[Start of DATA ROWS]
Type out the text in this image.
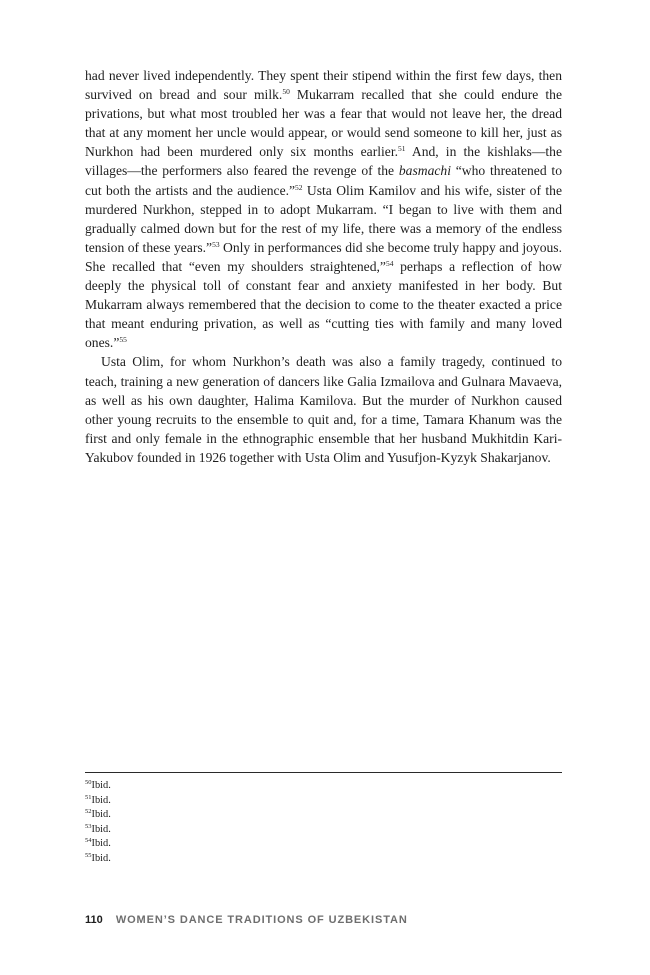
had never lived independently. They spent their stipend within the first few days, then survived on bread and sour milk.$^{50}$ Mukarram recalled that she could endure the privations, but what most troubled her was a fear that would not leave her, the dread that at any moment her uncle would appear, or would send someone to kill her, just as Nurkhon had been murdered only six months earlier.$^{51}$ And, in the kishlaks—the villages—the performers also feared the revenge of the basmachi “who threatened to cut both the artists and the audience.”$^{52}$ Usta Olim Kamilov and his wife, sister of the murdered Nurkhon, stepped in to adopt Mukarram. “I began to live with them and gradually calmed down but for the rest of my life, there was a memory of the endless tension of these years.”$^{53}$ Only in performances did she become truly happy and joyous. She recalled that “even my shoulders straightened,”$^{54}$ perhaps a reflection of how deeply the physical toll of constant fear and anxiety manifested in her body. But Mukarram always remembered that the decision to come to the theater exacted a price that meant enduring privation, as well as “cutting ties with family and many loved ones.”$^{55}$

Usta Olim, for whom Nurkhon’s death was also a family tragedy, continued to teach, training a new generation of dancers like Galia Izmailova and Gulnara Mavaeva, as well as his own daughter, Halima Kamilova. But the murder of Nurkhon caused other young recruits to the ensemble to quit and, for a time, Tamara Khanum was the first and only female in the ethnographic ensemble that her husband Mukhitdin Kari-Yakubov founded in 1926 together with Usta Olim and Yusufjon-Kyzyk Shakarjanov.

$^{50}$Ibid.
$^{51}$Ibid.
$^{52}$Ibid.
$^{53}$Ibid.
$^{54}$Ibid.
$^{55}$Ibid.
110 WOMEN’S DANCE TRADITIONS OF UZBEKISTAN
[End of DATA ROWS]
- REQUIRED TASK:
Which lines hold the word "Ibid"? Copy all of them.

- FULL SOLUTION:
$^{50}$Ibid.
$^{51}$Ibid.
$^{52}$Ibid.
$^{53}$Ibid.
$^{54}$Ibid.
$^{55}$Ibid.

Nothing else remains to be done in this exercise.